** START OF Stored data **

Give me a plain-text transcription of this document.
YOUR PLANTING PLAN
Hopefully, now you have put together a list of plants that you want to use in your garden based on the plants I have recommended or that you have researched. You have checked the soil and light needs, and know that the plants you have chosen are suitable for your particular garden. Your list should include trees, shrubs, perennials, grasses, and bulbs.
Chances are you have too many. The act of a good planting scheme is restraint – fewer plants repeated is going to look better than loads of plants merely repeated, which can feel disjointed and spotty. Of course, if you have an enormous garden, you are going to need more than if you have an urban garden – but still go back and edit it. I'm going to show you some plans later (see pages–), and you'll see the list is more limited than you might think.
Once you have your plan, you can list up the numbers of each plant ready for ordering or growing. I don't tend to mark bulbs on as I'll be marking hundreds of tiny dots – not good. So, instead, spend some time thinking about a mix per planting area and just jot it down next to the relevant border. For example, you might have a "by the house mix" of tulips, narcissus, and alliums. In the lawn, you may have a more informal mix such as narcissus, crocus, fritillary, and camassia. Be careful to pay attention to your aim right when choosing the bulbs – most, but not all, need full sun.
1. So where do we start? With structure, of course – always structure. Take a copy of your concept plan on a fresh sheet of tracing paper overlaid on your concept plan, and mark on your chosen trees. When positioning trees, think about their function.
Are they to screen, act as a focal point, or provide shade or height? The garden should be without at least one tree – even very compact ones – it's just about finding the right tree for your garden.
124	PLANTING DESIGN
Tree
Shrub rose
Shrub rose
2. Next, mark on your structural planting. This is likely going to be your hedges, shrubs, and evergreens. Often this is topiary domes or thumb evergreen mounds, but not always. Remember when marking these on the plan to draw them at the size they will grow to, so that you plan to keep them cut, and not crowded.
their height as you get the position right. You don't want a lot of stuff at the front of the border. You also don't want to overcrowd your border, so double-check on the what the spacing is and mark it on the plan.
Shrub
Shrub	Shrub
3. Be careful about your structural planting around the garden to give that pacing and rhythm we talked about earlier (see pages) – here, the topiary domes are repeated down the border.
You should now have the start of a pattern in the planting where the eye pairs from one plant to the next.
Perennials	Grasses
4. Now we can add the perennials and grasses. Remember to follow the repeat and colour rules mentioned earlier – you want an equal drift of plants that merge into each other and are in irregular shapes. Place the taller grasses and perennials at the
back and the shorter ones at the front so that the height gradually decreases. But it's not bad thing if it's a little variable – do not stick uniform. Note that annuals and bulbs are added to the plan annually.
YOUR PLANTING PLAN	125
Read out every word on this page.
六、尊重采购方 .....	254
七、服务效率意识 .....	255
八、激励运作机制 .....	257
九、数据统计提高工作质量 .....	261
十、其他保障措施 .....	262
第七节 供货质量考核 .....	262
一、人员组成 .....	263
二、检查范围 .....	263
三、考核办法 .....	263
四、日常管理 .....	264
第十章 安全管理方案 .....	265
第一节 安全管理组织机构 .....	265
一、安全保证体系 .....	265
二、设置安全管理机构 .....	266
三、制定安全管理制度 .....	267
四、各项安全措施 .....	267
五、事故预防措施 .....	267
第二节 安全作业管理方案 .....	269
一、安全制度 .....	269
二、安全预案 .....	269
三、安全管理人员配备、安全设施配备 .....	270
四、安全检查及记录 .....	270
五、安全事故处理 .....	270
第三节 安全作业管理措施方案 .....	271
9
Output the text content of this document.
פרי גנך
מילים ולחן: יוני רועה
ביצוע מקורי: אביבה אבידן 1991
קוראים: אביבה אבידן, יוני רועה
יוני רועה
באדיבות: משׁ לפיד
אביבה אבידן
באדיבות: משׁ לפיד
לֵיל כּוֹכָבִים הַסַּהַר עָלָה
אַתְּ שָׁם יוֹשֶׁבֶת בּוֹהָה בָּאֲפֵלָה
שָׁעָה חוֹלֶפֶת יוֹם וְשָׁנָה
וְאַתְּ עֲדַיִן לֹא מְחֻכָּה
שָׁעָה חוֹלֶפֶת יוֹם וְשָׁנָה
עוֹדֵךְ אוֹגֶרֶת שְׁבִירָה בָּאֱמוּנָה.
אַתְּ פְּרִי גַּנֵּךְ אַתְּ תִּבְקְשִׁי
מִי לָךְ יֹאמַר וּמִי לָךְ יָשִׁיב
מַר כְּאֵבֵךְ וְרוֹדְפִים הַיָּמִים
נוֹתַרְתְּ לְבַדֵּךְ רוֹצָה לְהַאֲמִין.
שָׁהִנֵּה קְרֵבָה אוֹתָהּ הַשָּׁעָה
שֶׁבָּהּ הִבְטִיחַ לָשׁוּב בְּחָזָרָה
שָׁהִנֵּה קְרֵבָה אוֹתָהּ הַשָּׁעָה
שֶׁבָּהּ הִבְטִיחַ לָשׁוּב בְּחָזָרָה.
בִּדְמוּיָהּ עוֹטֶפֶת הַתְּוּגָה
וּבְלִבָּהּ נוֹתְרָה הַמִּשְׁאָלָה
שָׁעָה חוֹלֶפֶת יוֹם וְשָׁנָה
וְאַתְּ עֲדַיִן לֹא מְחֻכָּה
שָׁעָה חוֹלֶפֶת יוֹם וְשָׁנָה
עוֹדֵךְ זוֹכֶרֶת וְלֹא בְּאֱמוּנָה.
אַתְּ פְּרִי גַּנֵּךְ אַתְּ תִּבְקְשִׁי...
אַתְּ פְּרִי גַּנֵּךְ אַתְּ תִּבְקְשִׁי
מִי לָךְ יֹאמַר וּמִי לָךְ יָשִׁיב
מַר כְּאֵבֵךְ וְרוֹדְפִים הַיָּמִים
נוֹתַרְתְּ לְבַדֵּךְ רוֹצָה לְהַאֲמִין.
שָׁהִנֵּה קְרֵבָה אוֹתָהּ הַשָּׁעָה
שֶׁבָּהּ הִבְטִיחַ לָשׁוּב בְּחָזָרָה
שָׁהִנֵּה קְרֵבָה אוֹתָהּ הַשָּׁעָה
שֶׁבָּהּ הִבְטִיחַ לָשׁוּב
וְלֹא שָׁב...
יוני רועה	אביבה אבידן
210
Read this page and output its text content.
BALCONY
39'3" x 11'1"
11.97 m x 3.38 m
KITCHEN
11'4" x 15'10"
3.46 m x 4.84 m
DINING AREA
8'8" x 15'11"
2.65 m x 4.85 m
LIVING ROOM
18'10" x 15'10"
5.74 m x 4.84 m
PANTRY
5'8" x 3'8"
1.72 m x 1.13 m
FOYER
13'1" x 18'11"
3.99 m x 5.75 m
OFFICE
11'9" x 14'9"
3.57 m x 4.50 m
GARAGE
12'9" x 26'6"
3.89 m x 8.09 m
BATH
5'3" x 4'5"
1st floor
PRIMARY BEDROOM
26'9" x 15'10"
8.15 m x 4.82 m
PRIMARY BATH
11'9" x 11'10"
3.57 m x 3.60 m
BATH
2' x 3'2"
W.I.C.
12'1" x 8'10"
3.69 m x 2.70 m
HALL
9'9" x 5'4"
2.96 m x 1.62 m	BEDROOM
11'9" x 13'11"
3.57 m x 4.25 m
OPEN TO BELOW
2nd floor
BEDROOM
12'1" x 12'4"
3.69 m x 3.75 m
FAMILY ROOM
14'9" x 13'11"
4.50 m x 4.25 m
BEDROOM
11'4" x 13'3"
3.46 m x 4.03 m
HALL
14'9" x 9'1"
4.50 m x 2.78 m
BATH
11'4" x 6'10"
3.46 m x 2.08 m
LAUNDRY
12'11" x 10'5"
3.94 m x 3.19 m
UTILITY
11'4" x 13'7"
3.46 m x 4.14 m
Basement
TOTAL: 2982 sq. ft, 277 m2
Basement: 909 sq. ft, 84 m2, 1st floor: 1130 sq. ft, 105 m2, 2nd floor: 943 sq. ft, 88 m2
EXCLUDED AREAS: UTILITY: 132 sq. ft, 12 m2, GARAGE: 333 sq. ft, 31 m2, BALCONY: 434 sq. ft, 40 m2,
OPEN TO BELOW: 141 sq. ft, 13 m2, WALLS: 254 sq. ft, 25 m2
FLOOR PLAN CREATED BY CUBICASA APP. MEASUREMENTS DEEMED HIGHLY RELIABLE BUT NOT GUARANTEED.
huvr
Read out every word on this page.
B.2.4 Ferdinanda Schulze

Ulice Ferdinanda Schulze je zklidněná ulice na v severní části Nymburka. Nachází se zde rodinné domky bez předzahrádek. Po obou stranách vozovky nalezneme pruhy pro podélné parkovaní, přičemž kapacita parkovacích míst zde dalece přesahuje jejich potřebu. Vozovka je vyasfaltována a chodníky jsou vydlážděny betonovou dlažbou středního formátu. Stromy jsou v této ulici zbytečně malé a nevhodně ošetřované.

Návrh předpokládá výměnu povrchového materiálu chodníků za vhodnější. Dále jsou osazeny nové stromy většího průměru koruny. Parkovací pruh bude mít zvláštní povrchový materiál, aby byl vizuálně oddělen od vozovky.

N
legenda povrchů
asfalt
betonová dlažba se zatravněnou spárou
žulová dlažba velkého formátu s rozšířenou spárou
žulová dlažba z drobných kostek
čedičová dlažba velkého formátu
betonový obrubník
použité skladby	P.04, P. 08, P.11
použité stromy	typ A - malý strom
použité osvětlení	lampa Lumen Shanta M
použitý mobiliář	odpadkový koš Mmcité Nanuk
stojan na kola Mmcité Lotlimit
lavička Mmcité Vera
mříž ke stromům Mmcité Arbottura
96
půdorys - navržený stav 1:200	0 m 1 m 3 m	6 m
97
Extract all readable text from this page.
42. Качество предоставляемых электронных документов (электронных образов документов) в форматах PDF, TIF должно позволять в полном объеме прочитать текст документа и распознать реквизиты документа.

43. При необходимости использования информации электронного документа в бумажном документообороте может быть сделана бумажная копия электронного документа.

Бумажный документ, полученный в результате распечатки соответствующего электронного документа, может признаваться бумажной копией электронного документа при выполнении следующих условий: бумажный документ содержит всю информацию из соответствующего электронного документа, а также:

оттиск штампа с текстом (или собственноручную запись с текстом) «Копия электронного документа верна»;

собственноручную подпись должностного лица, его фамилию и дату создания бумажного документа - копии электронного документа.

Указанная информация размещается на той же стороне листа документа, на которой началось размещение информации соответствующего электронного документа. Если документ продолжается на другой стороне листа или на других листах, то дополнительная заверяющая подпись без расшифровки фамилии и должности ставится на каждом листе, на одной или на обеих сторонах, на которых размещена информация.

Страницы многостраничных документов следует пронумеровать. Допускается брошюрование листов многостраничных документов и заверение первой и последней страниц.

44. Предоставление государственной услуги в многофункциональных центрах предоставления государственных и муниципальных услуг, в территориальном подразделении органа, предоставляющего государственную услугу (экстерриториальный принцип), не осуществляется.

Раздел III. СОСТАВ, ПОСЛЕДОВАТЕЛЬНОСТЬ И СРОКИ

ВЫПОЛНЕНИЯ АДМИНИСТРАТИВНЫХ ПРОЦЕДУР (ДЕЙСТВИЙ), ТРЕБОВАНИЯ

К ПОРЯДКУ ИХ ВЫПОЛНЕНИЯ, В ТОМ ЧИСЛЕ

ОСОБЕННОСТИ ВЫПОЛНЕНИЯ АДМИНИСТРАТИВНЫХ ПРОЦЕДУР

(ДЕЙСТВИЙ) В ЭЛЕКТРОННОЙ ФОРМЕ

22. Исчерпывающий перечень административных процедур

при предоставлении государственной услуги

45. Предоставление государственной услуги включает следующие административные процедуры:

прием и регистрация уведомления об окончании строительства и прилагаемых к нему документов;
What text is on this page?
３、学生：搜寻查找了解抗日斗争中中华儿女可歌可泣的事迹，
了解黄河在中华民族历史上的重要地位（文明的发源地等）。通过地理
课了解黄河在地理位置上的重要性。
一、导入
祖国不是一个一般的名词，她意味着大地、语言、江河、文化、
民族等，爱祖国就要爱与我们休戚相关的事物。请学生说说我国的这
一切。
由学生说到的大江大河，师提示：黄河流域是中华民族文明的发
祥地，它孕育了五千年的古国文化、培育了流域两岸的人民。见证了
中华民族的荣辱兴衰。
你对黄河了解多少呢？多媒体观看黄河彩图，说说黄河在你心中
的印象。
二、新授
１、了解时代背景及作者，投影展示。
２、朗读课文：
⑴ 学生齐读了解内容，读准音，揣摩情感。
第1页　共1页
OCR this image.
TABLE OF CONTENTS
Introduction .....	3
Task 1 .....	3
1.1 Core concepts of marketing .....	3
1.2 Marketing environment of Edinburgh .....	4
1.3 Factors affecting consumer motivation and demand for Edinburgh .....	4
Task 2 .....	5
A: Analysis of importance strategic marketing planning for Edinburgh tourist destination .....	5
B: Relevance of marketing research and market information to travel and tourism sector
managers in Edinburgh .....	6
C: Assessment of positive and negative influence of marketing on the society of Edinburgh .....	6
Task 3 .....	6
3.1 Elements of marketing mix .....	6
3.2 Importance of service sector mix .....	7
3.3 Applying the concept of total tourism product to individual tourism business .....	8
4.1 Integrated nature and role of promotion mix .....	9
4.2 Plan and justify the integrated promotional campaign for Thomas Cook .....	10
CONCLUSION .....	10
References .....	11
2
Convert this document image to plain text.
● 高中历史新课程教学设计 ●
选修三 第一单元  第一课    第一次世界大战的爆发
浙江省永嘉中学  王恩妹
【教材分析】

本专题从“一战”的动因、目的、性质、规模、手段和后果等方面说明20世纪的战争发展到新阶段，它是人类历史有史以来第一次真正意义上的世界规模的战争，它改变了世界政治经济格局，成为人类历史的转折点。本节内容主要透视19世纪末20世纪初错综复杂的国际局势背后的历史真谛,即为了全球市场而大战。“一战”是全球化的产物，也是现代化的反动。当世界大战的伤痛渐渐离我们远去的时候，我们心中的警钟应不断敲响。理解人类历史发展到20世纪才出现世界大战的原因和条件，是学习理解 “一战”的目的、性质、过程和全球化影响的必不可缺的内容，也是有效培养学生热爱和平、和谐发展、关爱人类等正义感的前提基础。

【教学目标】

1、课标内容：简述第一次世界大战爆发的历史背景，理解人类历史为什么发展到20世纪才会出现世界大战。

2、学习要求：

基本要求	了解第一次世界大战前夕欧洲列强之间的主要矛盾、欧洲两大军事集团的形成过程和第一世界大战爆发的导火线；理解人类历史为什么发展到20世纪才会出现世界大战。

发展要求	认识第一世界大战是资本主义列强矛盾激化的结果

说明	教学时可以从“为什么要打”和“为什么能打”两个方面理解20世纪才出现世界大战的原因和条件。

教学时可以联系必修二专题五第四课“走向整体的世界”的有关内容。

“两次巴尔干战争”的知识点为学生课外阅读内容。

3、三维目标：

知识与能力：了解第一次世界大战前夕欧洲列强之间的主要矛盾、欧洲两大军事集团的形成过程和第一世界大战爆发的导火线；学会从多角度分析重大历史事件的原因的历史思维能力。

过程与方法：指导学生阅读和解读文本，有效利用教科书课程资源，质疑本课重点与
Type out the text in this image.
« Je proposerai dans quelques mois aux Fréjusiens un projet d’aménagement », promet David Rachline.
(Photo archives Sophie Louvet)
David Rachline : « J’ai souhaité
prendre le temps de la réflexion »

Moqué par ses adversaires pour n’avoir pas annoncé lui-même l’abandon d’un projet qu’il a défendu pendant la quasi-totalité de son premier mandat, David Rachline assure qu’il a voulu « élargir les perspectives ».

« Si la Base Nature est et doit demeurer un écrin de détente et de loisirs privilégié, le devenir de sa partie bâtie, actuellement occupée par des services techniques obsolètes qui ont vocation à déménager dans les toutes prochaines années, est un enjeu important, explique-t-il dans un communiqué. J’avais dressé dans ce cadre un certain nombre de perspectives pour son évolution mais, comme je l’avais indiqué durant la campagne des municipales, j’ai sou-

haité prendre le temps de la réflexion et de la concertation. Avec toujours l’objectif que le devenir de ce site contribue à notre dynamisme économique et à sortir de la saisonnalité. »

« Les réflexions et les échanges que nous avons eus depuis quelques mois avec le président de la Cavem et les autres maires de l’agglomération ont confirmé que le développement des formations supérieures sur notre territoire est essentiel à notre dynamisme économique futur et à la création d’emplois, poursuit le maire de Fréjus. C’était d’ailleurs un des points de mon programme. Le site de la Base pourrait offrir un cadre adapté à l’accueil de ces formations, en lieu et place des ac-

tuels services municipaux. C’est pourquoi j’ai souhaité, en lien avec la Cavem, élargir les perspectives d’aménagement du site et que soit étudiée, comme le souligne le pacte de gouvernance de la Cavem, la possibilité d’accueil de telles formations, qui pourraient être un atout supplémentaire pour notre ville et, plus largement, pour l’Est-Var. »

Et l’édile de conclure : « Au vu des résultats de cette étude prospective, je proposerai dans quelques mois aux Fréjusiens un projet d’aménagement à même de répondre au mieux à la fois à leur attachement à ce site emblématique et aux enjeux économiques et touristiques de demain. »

** END OF Stored data **

## Given problem
Pull out each line of the entries that contains "aménagement".

## Exercise solution
« Je proposerai dans quelques mois aux Fréjusiens un projet d’aménagement », promet David Rachline.
tuels services municipaux. C’est pourquoi j’ai souhaité, en lien avec la Cavem, élargir les perspectives d’aménagement du site et que soit étudiée, comme le souligne le pacte de gouvernance de la Cavem, la possibilité d’accueil de telles formations, qui pourraient être un atout supplémentaire pour notre ville et, plus largement, pour l’Est-Var. »
Et l’édile de conclure : « Au vu des résultats de cette étude prospective, je proposerai dans quelques mois aux Fréjusiens un projet d’aménagement à même de répondre au mieux à la fois à leur attachement à ce site emblématique et aux enjeux économiques et touristiques de demain. »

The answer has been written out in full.